*EXERCISE AIM*.
Restate the whole listing word for word. Pictures are left out.

○ ○ ○ ○ ○ ○ ○

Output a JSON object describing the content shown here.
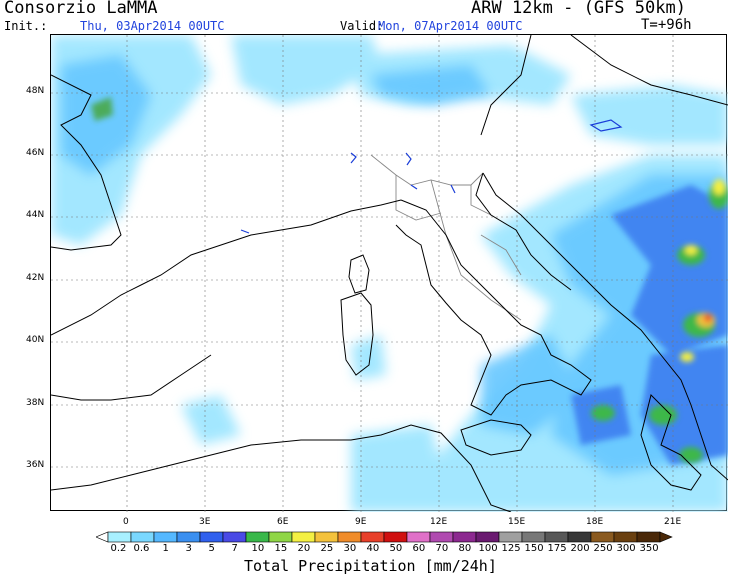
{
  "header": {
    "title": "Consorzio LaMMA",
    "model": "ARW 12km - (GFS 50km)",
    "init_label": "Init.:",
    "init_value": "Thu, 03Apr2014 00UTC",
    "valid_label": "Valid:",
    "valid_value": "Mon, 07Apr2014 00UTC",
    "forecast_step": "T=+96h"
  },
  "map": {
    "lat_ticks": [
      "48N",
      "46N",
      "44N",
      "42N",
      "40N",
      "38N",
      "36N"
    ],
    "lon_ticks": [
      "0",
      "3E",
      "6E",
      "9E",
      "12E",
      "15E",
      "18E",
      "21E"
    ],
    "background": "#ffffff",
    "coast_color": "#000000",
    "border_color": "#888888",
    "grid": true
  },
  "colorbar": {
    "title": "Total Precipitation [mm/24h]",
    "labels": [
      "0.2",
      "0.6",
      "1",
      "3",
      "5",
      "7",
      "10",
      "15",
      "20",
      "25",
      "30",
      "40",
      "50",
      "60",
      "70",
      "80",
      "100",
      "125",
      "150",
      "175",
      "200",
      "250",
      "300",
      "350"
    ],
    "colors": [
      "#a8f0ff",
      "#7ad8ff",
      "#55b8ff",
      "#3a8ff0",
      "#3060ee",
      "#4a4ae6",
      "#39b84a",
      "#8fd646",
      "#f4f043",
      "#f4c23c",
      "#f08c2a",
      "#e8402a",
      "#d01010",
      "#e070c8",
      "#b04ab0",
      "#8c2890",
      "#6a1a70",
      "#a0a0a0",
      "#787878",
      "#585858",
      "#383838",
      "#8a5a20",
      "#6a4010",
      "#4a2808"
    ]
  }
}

○ ○ ○ ○ ○ ○ ○

*WRITTEN ANSWER*.
Output a JSON object describing the content shown here.
{
  "header": {
    "title": "Consorzio LaMMA",
    "model": "ARW 12km - (GFS 50km)",
    "init_label": "Init.:",
    "init_value": "Thu, 03Apr2014 00UTC",
    "valid_label": "Valid:",
    "valid_value": "Mon, 07Apr2014 00UTC",
    "forecast_step": "T=+96h"
  },
  "map": {
    "lat_ticks": [
      "48N",
      "46N",
      "44N",
      "42N",
      "40N",
      "38N",
      "36N"
    ],
    "lon_ticks": [
      "0",
      "3E",
      "6E",
      "9E",
      "12E",
      "15E",
      "18E",
      "21E"
    ],
    "background": "#ffffff",
    "coast_color": "#000000",
    "border_color": "#888888",
    "grid": true
  },
  "colorbar": {
    "title": "Total Precipitation [mm/24h]",
    "labels": [
      "0.2",
      "0.6",
      "1",
      "3",
      "5",
      "7",
      "10",
      "15",
      "20",
      "25",
      "30",
      "40",
      "50",
      "60",
      "70",
      "80",
      "100",
      "125",
      "150",
      "175",
      "200",
      "250",
      "300",
      "350"
    ],
    "colors": [
      "#a8f0ff",
      "#7ad8ff",
      "#55b8ff",
      "#3a8ff0",
      "#3060ee",
      "#4a4ae6",
      "#39b84a",
      "#8fd646",
      "#f4f043",
      "#f4c23c",
      "#f08c2a",
      "#e8402a",
      "#d01010",
      "#e070c8",
      "#b04ab0",
      "#8c2890",
      "#6a1a70",
      "#a0a0a0",
      "#787878",
      "#585858",
      "#383838",
      "#8a5a20",
      "#6a4010",
      "#4a2808"
    ]
  }
}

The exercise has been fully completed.